▶ Task objective:
Pick out and copy every line below that has the word "document".

»»

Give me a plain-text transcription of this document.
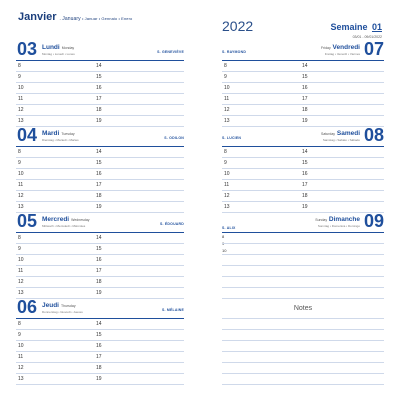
Janvier - January • Januar • Gennaio • Enero
03 Lundi Monday
Montag • Lunedì • Lunes	S. GENEVIÈVE
04 Mardi Tuesday
Dienstag • Martedì • Martes	S. ODILON
05 Mercredi Wednesday
Mittwoch • Mercoledì • Miércoles	S. ÉDOUARD
06 Jeudi Thursday
Donnerstag • Giovedì • Jueves	S. MÉLAINE
8	14
9	15
10	16
11	17
12	18
13	19
8	14
9	15
10	16
11	17
12	18
13	19
8	14
9	15
10	16
11	17
12	18
13	19
8	14
9	15
10	16
11	17
12	18
13	19
2022	Semaine 01
03/01 - 09/01/2022
S. RAYMOND
Friday Vendredi
Freitag • Venerdì • Viernes 07
S. LUCIEN
Saturday Samedi
Samstag • Sabato • Sábado 08
S. ALIX
Sunday Dimanche
Sonntag • Domenica • Domingo 09
Notes
8	14
9	15
10	16
11	17
12	18
13	19
8	14
9	15
10	16
11	17
12	18
13	19
8
9
10
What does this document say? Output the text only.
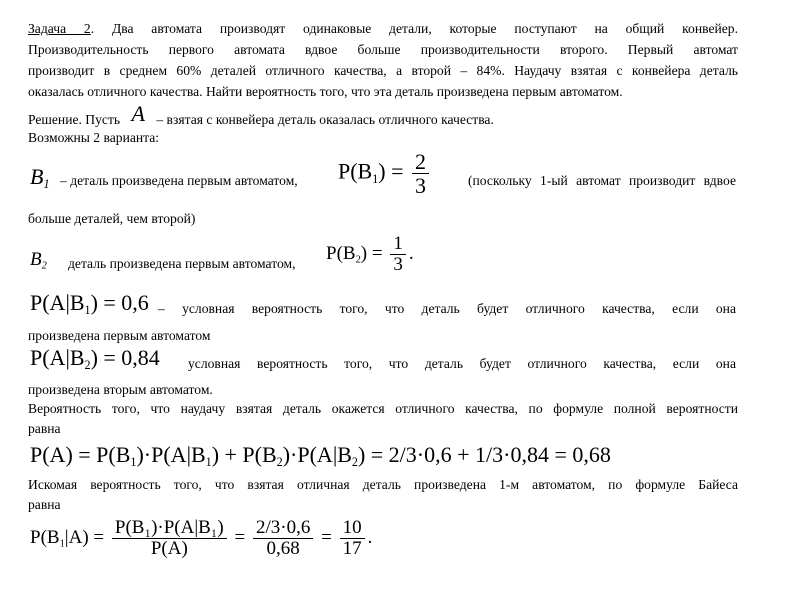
Задача 2. Два автомата производят одинаковые детали, которые поступают на общий конвейер.
Производительность первого автомата вдвое больше производительности второго. Первый автомат
производит в среднем 60% деталей отличного качества, а второй – 84%. Наудачу взятая с конвейера деталь
оказалась отличного качества. Найти вероятность того, что эта деталь произведена первым автоматом.
Решение. Пусть A – взятая с конвейера деталь оказалась отличного качества.
Возможны 2 варианта:
$B_1$ – деталь произведена первым автоматом, $P(B_1) = \frac{2}{3}$	(поскольку 1-ый автомат производит вдвое
больше деталей, чем второй)
$B_2$ деталь произведена первым автоматом, $P(B_2) = \frac{1}{3}$ .
$P(A|B_1) = 0,6$ – условная вероятность того, что деталь будет отличного качества, если она
произведена первым автоматом
$P(A|B_2) = 0,84$ условная вероятность того, что деталь будет отличного качества, если она
произведена вторым автоматом.
Вероятность того, что наудачу взятая деталь окажется отличного качества, по формуле полной вероятности
равна
$P(A) = P(B_1)\cdot P(A|B_1) + P(B_2)\cdot P(A|B_2) = 2/3\cdot 0,6 + 1/3\cdot 0,84 = 0,68$
Искомая вероятность того, что взятая отличная деталь произведена 1-м автоматом, по формуле Байеса
равна
$P(B_1|A) = \frac{\text{P(B₁)·P(A|B₁)}}{P(A)} = \frac{2/3\cdot 0,6}{0,68} = \frac{10}{17}$ .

««

▶ Result below:
Give me a plain-text transcription of this document.
What does this document say? Output the text only.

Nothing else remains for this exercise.